[SHORT PROBLEM]
Search the records for "name" and copy each line that holds it.

(Source records)

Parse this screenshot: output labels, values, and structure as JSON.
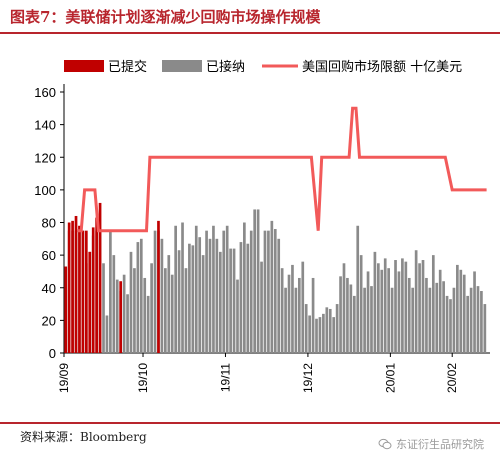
{
  "figure": {
    "title": "图表7：美联储计划逐渐减少回购市场操作规模",
    "source": "资料来源：Bloomberg",
    "watermark": "东证衍生品研究院",
    "watermark_icon": "wechat-icon"
  },
  "chart_data": {
    "type": "bar",
    "xlabel": "",
    "ylabel": "",
    "ylim": [
      0,
      160
    ],
    "yticks": [
      0,
      20,
      40,
      60,
      80,
      100,
      120,
      140,
      160
    ],
    "grid": false,
    "legend_position": "top",
    "colors": {
      "submitted": "#c00000",
      "accepted": "#8a8a8a",
      "limit": "#f25a5a",
      "title": "#b8252d"
    },
    "x_tick_labels": [
      "19/09",
      "19/10",
      "19/11",
      "19/12",
      "20/01",
      "20/02"
    ],
    "series": [
      {
        "name": "已提交",
        "type": "bar",
        "values": [
          [
            0,
            53
          ],
          [
            1,
            80
          ],
          [
            2,
            81
          ],
          [
            3,
            84
          ],
          [
            4,
            78
          ],
          [
            5,
            75
          ],
          [
            6,
            75
          ],
          [
            7,
            62
          ],
          [
            8,
            77
          ],
          [
            9,
            83
          ],
          [
            10,
            92
          ],
          [
            16,
            44
          ],
          [
            27,
            81
          ]
        ]
      },
      {
        "name": "已接纳",
        "type": "bar",
        "values": [
          [
            0,
            53
          ],
          [
            1,
            75
          ],
          [
            2,
            75
          ],
          [
            3,
            75
          ],
          [
            4,
            75
          ],
          [
            5,
            75
          ],
          [
            6,
            55
          ],
          [
            7,
            62
          ],
          [
            8,
            72
          ],
          [
            9,
            75
          ],
          [
            10,
            76
          ],
          [
            11,
            55
          ],
          [
            12,
            23
          ],
          [
            13,
            75
          ],
          [
            14,
            60
          ],
          [
            15,
            45
          ],
          [
            16,
            38
          ],
          [
            17,
            48
          ],
          [
            18,
            36
          ],
          [
            19,
            62
          ],
          [
            20,
            52
          ],
          [
            21,
            68
          ],
          [
            22,
            70
          ],
          [
            23,
            46
          ],
          [
            24,
            35
          ],
          [
            25,
            55
          ],
          [
            26,
            75
          ],
          [
            27,
            75
          ],
          [
            28,
            70
          ],
          [
            29,
            52
          ],
          [
            30,
            60
          ],
          [
            31,
            48
          ],
          [
            32,
            78
          ],
          [
            33,
            63
          ],
          [
            34,
            80
          ],
          [
            35,
            52
          ],
          [
            36,
            67
          ],
          [
            37,
            66
          ],
          [
            38,
            78
          ],
          [
            39,
            71
          ],
          [
            40,
            60
          ],
          [
            41,
            75
          ],
          [
            42,
            70
          ],
          [
            43,
            78
          ],
          [
            44,
            70
          ],
          [
            45,
            62
          ],
          [
            46,
            75
          ],
          [
            47,
            78
          ],
          [
            48,
            64
          ],
          [
            49,
            64
          ],
          [
            50,
            45
          ],
          [
            51,
            68
          ],
          [
            52,
            80
          ],
          [
            53,
            67
          ],
          [
            54,
            75
          ],
          [
            55,
            88
          ],
          [
            56,
            88
          ],
          [
            57,
            56
          ],
          [
            58,
            75
          ],
          [
            59,
            75
          ],
          [
            60,
            81
          ],
          [
            61,
            76
          ],
          [
            62,
            70
          ],
          [
            63,
            52
          ],
          [
            64,
            40
          ],
          [
            65,
            48
          ],
          [
            66,
            54
          ],
          [
            67,
            40
          ],
          [
            68,
            46
          ],
          [
            69,
            56
          ],
          [
            70,
            30
          ],
          [
            71,
            23
          ],
          [
            72,
            46
          ],
          [
            73,
            21
          ],
          [
            74,
            22
          ],
          [
            75,
            24
          ],
          [
            76,
            28
          ],
          [
            77,
            27
          ],
          [
            78,
            22
          ],
          [
            79,
            30
          ],
          [
            80,
            47
          ],
          [
            81,
            55
          ],
          [
            82,
            46
          ],
          [
            83,
            42
          ],
          [
            84,
            35
          ],
          [
            85,
            78
          ],
          [
            86,
            60
          ],
          [
            87,
            40
          ],
          [
            88,
            50
          ],
          [
            89,
            41
          ],
          [
            90,
            62
          ],
          [
            91,
            55
          ],
          [
            92,
            51
          ],
          [
            93,
            58
          ],
          [
            94,
            52
          ],
          [
            95,
            40
          ],
          [
            96,
            57
          ],
          [
            97,
            50
          ],
          [
            98,
            58
          ],
          [
            99,
            56
          ],
          [
            100,
            46
          ],
          [
            101,
            40
          ],
          [
            102,
            63
          ],
          [
            103,
            55
          ],
          [
            104,
            57
          ],
          [
            105,
            46
          ],
          [
            106,
            40
          ],
          [
            107,
            60
          ],
          [
            108,
            43
          ],
          [
            109,
            51
          ],
          [
            110,
            44
          ],
          [
            111,
            35
          ],
          [
            112,
            33
          ],
          [
            113,
            40
          ],
          [
            114,
            54
          ],
          [
            115,
            51
          ],
          [
            116,
            48
          ],
          [
            117,
            35
          ],
          [
            118,
            40
          ],
          [
            119,
            50
          ],
          [
            120,
            41
          ],
          [
            121,
            38
          ],
          [
            122,
            30
          ]
        ]
      },
      {
        "name": "美国回购市场限额 十亿美元",
        "type": "line",
        "points": [
          [
            4,
            75
          ],
          [
            5,
            75
          ],
          [
            6,
            100
          ],
          [
            9,
            100
          ],
          [
            10,
            75
          ],
          [
            24,
            75
          ],
          [
            25,
            120
          ],
          [
            70,
            120
          ],
          [
            72,
            120
          ],
          [
            74,
            75
          ],
          [
            75,
            120
          ],
          [
            76,
            120
          ],
          [
            80,
            120
          ],
          [
            83,
            120
          ],
          [
            84,
            150
          ],
          [
            85,
            150
          ],
          [
            86,
            120
          ],
          [
            100,
            120
          ],
          [
            103,
            120
          ],
          [
            111,
            120
          ],
          [
            113,
            100
          ],
          [
            119,
            100
          ],
          [
            123,
            100
          ]
        ]
      }
    ]
  }
}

[FINAL RESULT]
        "name": "已提交",
        "name": "已接纳",
        "name": "美国回购市场限额 十亿美元",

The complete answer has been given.